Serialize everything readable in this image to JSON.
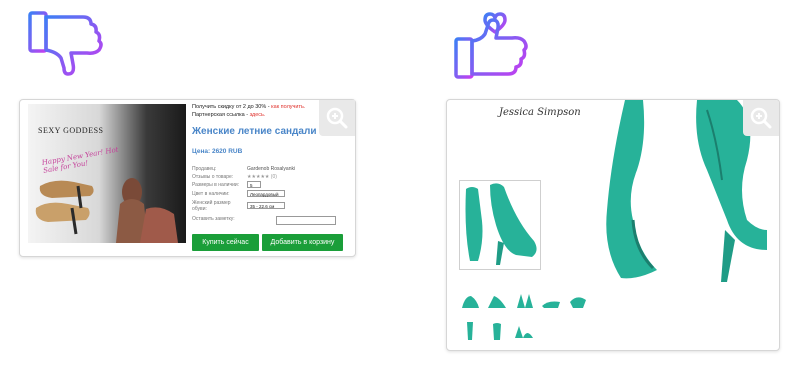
{
  "colors": {
    "accent_blue": "#4a86c8",
    "promo_red": "#e0312c",
    "button_green": "#1a9e39",
    "shoe_teal": "#27b299",
    "icon_gradient_start": "#3d7ff5",
    "icon_gradient_end": "#c83cf0"
  },
  "icons": {
    "dislike": "thumbs-down-icon",
    "like": "thumbs-up-heart-icon",
    "zoom": "zoom-in-icon"
  },
  "bad_example": {
    "banner": {
      "title": "SEXY GODDESS",
      "script": "Happy New Year! Hot Sale for You!"
    },
    "promo_line1": "Получить скидку от 2 до 30% - ",
    "promo_link1": "как получить.",
    "promo_line2": "Партнерская ссылка - ",
    "promo_link2": "здесь.",
    "product_title": "Женские летние сандали",
    "price": "Цена: 2620 RUB",
    "specs": [
      {
        "label": "Продавец:",
        "value": "Gardenob Rosalyanki"
      },
      {
        "label": "Отзывы о товаре:",
        "value": "★★★★★ (0)"
      },
      {
        "label": "Размеры в наличии:",
        "value": "5"
      },
      {
        "label": "Цвет в наличии:",
        "value": "Леопардовый"
      },
      {
        "label": "Женский размер обуви:",
        "value": "35 - 22.6 см"
      },
      {
        "label": "Оставить заметку:",
        "value": ""
      }
    ],
    "buy_button": "Купить сейчас",
    "cart_button": "Добавить в корзину"
  },
  "good_example": {
    "logo": "Jessica Simpson"
  }
}
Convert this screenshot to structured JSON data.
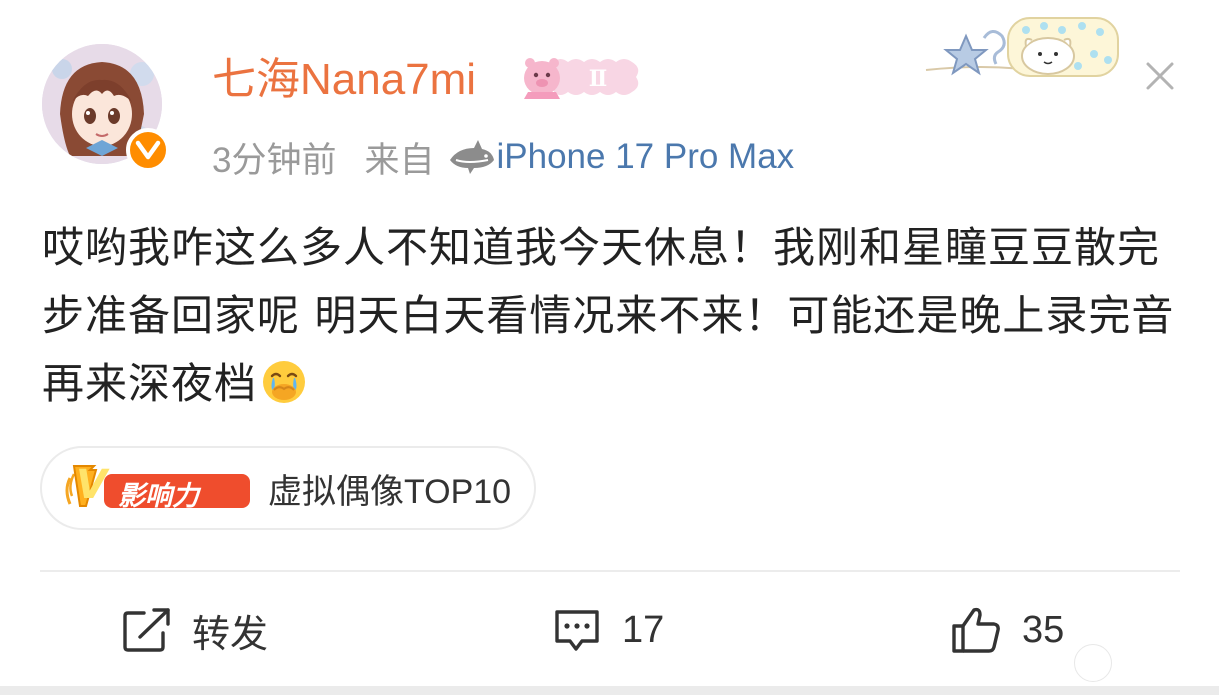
{
  "post": {
    "author": {
      "name": "七海Nana7mi",
      "verified_icon": "verified-v-icon",
      "level_badge_icon": "pig-ii-badge-icon",
      "name_color": "#eb7340"
    },
    "meta": {
      "time": "3分钟前",
      "from_label": "来自",
      "device": "iPhone 17 Pro Max",
      "device_color": "#4b78ad"
    },
    "text": "哎哟我咋这么多人不知道我今天休息！我刚和星瞳豆豆散完步准备回家呢 明天白天看情况来不来！可能还是晚上录完音再来深夜档",
    "text_emoji": "crying-covering-mouth-emoji",
    "tag": {
      "logo_v": "V",
      "logo_text": "影响力",
      "label": "虚拟偶像TOP10"
    },
    "actions": {
      "repost_label": "转发",
      "comment_count": "17",
      "like_count": "35"
    }
  },
  "colors": {
    "accent_orange": "#ff8d00",
    "text_main": "#222222",
    "meta_gray": "#9a9a9a"
  }
}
+++++
= OBJECTIVE =
Every entry should be returned exactly as written, minus the pictures.

= RESULT BELOW =
Serialize everything readable in this image to JSON.
{
  "colors": {
    "accent_blue": "#4a86c8",
    "promo_red": "#e0312c",
    "button_green": "#1a9e39",
    "shoe_teal": "#27b299",
    "icon_gradient_start": "#3d7ff5",
    "icon_gradient_end": "#c83cf0"
  },
  "icons": {
    "dislike": "thumbs-down-icon",
    "like": "thumbs-up-heart-icon",
    "zoom": "zoom-in-icon"
  },
  "bad_example": {
    "banner": {
      "title": "SEXY GODDESS",
      "script": "Happy New Year! Hot Sale for You!"
    },
    "promo_line1": "Получить скидку от 2 до 30% - ",
    "promo_link1": "как получить.",
    "promo_line2": "Партнерская ссылка - ",
    "promo_link2": "здесь.",
    "product_title": "Женские летние сандали",
    "price": "Цена: 2620 RUB",
    "specs": [
      {
        "label": "Продавец:",
        "value": "Gardenob Rosalyanki"
      },
      {
        "label": "Отзывы о товаре:",
        "value": "★★★★★ (0)"
      },
      {
        "label": "Размеры в наличии:",
        "value": "5"
      },
      {
        "label": "Цвет в наличии:",
        "value": "Леопардовый"
      },
      {
        "label": "Женский размер обуви:",
        "value": "35 - 22.6 см"
      },
      {
        "label": "Оставить заметку:",
        "value": ""
      }
    ],
    "buy_button": "Купить сейчас",
    "cart_button": "Добавить в корзину"
  },
  "good_example": {
    "logo": "Jessica Simpson"
  }
}
Convert this screenshot to structured JSON data.
{
  "post": {
    "author": {
      "name": "七海Nana7mi",
      "verified_icon": "verified-v-icon",
      "level_badge_icon": "pig-ii-badge-icon",
      "name_color": "#eb7340"
    },
    "meta": {
      "time": "3分钟前",
      "from_label": "来自",
      "device": "iPhone 17 Pro Max",
      "device_color": "#4b78ad"
    },
    "text": "哎哟我咋这么多人不知道我今天休息！我刚和星瞳豆豆散完步准备回家呢 明天白天看情况来不来！可能还是晚上录完音再来深夜档",
    "text_emoji": "crying-covering-mouth-emoji",
    "tag": {
      "logo_v": "V",
      "logo_text": "影响力",
      "label": "虚拟偶像TOP10"
    },
    "actions": {
      "repost_label": "转发",
      "comment_count": "17",
      "like_count": "35"
    }
  },
  "colors": {
    "accent_orange": "#ff8d00",
    "text_main": "#222222",
    "meta_gray": "#9a9a9a"
  }
}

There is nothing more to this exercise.